| Task description |
Reproduce every entry exactly and leave its pictures out.

------------------------------------------------

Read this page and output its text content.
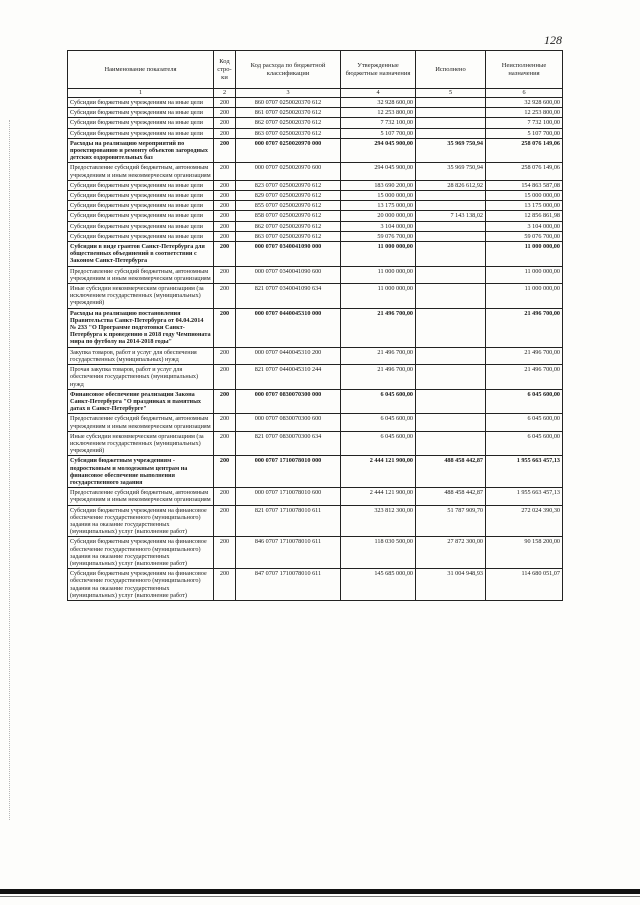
128
Наименование показателя	Код стро-ки	Код расхода по бюджетной классификации	Утвержденные бюджетные назначения	Исполнено	Неисполненные назначения
1	2	3	4	5	6
Субсидии бюджетным учреждениям на иные цели	200	860 0707 0250020370 612	32 928 600,00		32 928 600,00
Субсидии бюджетным учреждениям на иные цели	200	861 0707 0250020370 612	12 253 800,00		12 253 800,00
Субсидии бюджетным учреждениям на иные цели	200	862 0707 0250020370 612	7 732 100,00		7 732 100,00
Субсидии бюджетным учреждениям на иные цели	200	863 0707 0250020370 612	5 107 700,00		5 107 700,00
Расходы на реализацию мероприятий по проектированию и ремонту объектов загородных детских оздоровительных баз	200	000 0707 0250020970 000	294 045 900,00	35 969 750,94	258 076 149,06
Предоставление субсидий бюджетным, автономным учреждениям и иным некоммерческим организациям	200	000 0707 0250020970 600	294 045 900,00	35 969 750,94	258 076 149,06
Субсидии бюджетным учреждениям на иные цели	200	823 0707 0250020970 612	183 690 200,00	28 826 612,92	154 863 587,08
Субсидии бюджетным учреждениям на иные цели	200	829 0707 0250020970 612	15 000 000,00		15 000 000,00
Субсидии бюджетным учреждениям на иные цели	200	855 0707 0250020970 612	13 175 000,00		13 175 000,00
Субсидии бюджетным учреждениям на иные цели	200	858 0707 0250020970 612	20 000 000,00	7 143 138,02	12 856 861,98
Субсидии бюджетным учреждениям на иные цели	200	862 0707 0250020970 612	3 104 000,00		3 104 000,00
Субсидии бюджетным учреждениям на иные цели	200	863 0707 0250020970 612	59 076 700,00		59 076 700,00
Субсидии в виде грантов Санкт-Петербурга для общественных объединений в соответствии с Законом Санкт-Петербурга	200	000 0707 0340041090 000	11 000 000,00		11 000 000,00
Предоставление субсидий бюджетным, автономным учреждениям и иным некоммерческим организациям	200	000 0707 0340041090 600	11 000 000,00		11 000 000,00
Иные субсидии некоммерческим организациям (за исключением государственных (муниципальных) учреждений)	200	821 0707 0340041090 634	11 000 000,00		11 000 000,00
Расходы на реализацию постановления Правительства Санкт-Петербурга от 04.04.2014 № 233 "О Программе подготовки Санкт-Петербурга к проведению в 2018 году Чемпионата мира по футболу на 2014-2018 годы"	200	000 0707 0440045310 000	21 496 700,00		21 496 700,00
Закупка товаров, работ и услуг для обеспечения государственных (муниципальных) нужд	200	000 0707 0440045310 200	21 496 700,00		21 496 700,00
Прочая закупка товаров, работ и услуг для обеспечения государственных (муниципальных) нужд	200	821 0707 0440045310 244	21 496 700,00		21 496 700,00
Финансовое обеспечение реализации Закона Санкт-Петербурга "О праздниках и памятных датах в Санкт-Петербурге"	200	000 0707 0830070300 000	6 045 600,00		6 045 600,00
Предоставление субсидий бюджетным, автономным учреждениям и иным некоммерческим организациям	200	000 0707 0830070300 600	6 045 600,00		6 045 600,00
Иные субсидии некоммерческим организациям (за исключением государственных (муниципальных) учреждений)	200	821 0707 0830070300 634	6 045 600,00		6 045 600,00
Субсидии бюджетным учреждениям - подростковым и молодежным центрам на финансовое обеспечение выполнения государственного задания	200	000 0707 1710078010 000	2 444 121 900,00	488 458 442,87	1 955 663 457,13
Предоставление субсидий бюджетным, автономным учреждениям и иным некоммерческим организациям	200	000 0707 1710078010 600	2 444 121 900,00	488 458 442,87	1 955 663 457,13
Субсидии бюджетным учреждениям на финансовое обеспечение государственного (муниципального) задания на оказание государственных (муниципальных) услуг (выполнение работ)	200	821 0707 1710078010 611	323 812 300,00	51 787 909,70	272 024 390,30
Субсидии бюджетным учреждениям на финансовое обеспечение государственного (муниципального) задания на оказание государственных (муниципальных) услуг (выполнение работ)	200	846 0707 1710078010 611	118 030 500,00	27 872 300,00	90 158 200,00
Субсидии бюджетным учреждениям на финансовое обеспечение государственного (муниципального) задания на оказание государственных (муниципальных) услуг (выполнение работ)	200	847 0707 1710078010 611	145 685 000,00	31 004 948,93	114 680 051,07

------------------------------------------------

| Expected answer |
Read this page and output its text content.
128
Наименование показателя	Код стро-ки	Код расхода по бюджетной классификации	Утвержденные бюджетные назначения	Исполнено	Неисполненные назначения
1	2	3	4	5	6
Субсидии бюджетным учреждениям на иные цели	200	860 0707 0250020370 612	32 928 600,00		32 928 600,00
Субсидии бюджетным учреждениям на иные цели	200	861 0707 0250020370 612	12 253 800,00		12 253 800,00
Субсидии бюджетным учреждениям на иные цели	200	862 0707 0250020370 612	7 732 100,00		7 732 100,00
Субсидии бюджетным учреждениям на иные цели	200	863 0707 0250020370 612	5 107 700,00		5 107 700,00
Расходы на реализацию мероприятий по проектированию и ремонту объектов загородных детских оздоровительных баз	200	000 0707 0250020970 000	294 045 900,00	35 969 750,94	258 076 149,06
Предоставление субсидий бюджетным, автономным учреждениям и иным некоммерческим организациям	200	000 0707 0250020970 600	294 045 900,00	35 969 750,94	258 076 149,06
Субсидии бюджетным учреждениям на иные цели	200	823 0707 0250020970 612	183 690 200,00	28 826 612,92	154 863 587,08
Субсидии бюджетным учреждениям на иные цели	200	829 0707 0250020970 612	15 000 000,00		15 000 000,00
Субсидии бюджетным учреждениям на иные цели	200	855 0707 0250020970 612	13 175 000,00		13 175 000,00
Субсидии бюджетным учреждениям на иные цели	200	858 0707 0250020970 612	20 000 000,00	7 143 138,02	12 856 861,98
Субсидии бюджетным учреждениям на иные цели	200	862 0707 0250020970 612	3 104 000,00		3 104 000,00
Субсидии бюджетным учреждениям на иные цели	200	863 0707 0250020970 612	59 076 700,00		59 076 700,00
Субсидии в виде грантов Санкт-Петербурга для общественных объединений в соответствии с Законом Санкт-Петербурга	200	000 0707 0340041090 000	11 000 000,00		11 000 000,00
Предоставление субсидий бюджетным, автономным учреждениям и иным некоммерческим организациям	200	000 0707 0340041090 600	11 000 000,00		11 000 000,00
Иные субсидии некоммерческим организациям (за исключением государственных (муниципальных) учреждений)	200	821 0707 0340041090 634	11 000 000,00		11 000 000,00
Расходы на реализацию постановления Правительства Санкт-Петербурга от 04.04.2014 № 233 "О Программе подготовки Санкт-Петербурга к проведению в 2018 году Чемпионата мира по футболу на 2014-2018 годы"	200	000 0707 0440045310 000	21 496 700,00		21 496 700,00
Закупка товаров, работ и услуг для обеспечения государственных (муниципальных) нужд	200	000 0707 0440045310 200	21 496 700,00		21 496 700,00
Прочая закупка товаров, работ и услуг для обеспечения государственных (муниципальных) нужд	200	821 0707 0440045310 244	21 496 700,00		21 496 700,00
Финансовое обеспечение реализации Закона Санкт-Петербурга "О праздниках и памятных датах в Санкт-Петербурге"	200	000 0707 0830070300 000	6 045 600,00		6 045 600,00
Предоставление субсидий бюджетным, автономным учреждениям и иным некоммерческим организациям	200	000 0707 0830070300 600	6 045 600,00		6 045 600,00
Иные субсидии некоммерческим организациям (за исключением государственных (муниципальных) учреждений)	200	821 0707 0830070300 634	6 045 600,00		6 045 600,00
Субсидии бюджетным учреждениям - подростковым и молодежным центрам на финансовое обеспечение выполнения государственного задания	200	000 0707 1710078010 000	2 444 121 900,00	488 458 442,87	1 955 663 457,13
Предоставление субсидий бюджетным, автономным учреждениям и иным некоммерческим организациям	200	000 0707 1710078010 600	2 444 121 900,00	488 458 442,87	1 955 663 457,13
Субсидии бюджетным учреждениям на финансовое обеспечение государственного (муниципального) задания на оказание государственных (муниципальных) услуг (выполнение работ)	200	821 0707 1710078010 611	323 812 300,00	51 787 909,70	272 024 390,30
Субсидии бюджетным учреждениям на финансовое обеспечение государственного (муниципального) задания на оказание государственных (муниципальных) услуг (выполнение работ)	200	846 0707 1710078010 611	118 030 500,00	27 872 300,00	90 158 200,00
Субсидии бюджетным учреждениям на финансовое обеспечение государственного (муниципального) задания на оказание государственных (муниципальных) услуг (выполнение работ)	200	847 0707 1710078010 611	145 685 000,00	31 004 948,93	114 680 051,07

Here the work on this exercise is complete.